BRIEF: Extract all of the data and reproduce it precisely.

Items from a data source:

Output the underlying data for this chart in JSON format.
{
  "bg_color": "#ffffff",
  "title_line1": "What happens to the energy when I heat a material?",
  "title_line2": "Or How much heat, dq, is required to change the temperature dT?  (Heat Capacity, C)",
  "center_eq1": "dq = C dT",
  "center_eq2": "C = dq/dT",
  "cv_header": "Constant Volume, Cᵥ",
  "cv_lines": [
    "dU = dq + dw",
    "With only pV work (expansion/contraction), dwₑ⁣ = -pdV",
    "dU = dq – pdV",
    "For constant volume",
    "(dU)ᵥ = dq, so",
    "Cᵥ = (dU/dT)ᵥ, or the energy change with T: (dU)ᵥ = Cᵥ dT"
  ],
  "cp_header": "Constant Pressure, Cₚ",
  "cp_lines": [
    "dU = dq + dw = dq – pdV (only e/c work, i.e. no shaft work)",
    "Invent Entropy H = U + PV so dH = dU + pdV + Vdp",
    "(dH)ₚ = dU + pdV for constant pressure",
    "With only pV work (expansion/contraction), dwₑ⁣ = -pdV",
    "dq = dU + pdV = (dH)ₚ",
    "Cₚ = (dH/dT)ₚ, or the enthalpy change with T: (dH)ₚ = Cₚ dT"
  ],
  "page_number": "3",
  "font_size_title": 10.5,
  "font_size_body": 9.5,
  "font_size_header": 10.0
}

SOLVED EXERCISE:
Output the underlying data for this chart in JSON format.
{
  "bg_color": "#ffffff",
  "title_line1": "What happens to the energy when I heat a material?",
  "title_line2": "Or How much heat, dq, is required to change the temperature dT?  (Heat Capacity, C)",
  "center_eq1": "dq = C dT",
  "center_eq2": "C = dq/dT",
  "cv_header": "Constant Volume, Cᵥ",
  "cv_lines": [
    "dU = dq + dw",
    "With only pV work (expansion/contraction), dwₑ⁣ = -pdV",
    "dU = dq – pdV",
    "For constant volume",
    "(dU)ᵥ = dq, so",
    "Cᵥ = (dU/dT)ᵥ, or the energy change with T: (dU)ᵥ = Cᵥ dT"
  ],
  "cp_header": "Constant Pressure, Cₚ",
  "cp_lines": [
    "dU = dq + dw = dq – pdV (only e/c work, i.e. no shaft work)",
    "Invent Entropy H = U + PV so dH = dU + pdV + Vdp",
    "(dH)ₚ = dU + pdV for constant pressure",
    "With only pV work (expansion/contraction), dwₑ⁣ = -pdV",
    "dq = dU + pdV = (dH)ₚ",
    "Cₚ = (dH/dT)ₚ, or the enthalpy change with T: (dH)ₚ = Cₚ dT"
  ],
  "page_number": "3",
  "font_size_title": 10.5,
  "font_size_body": 9.5,
  "font_size_header": 10.0
}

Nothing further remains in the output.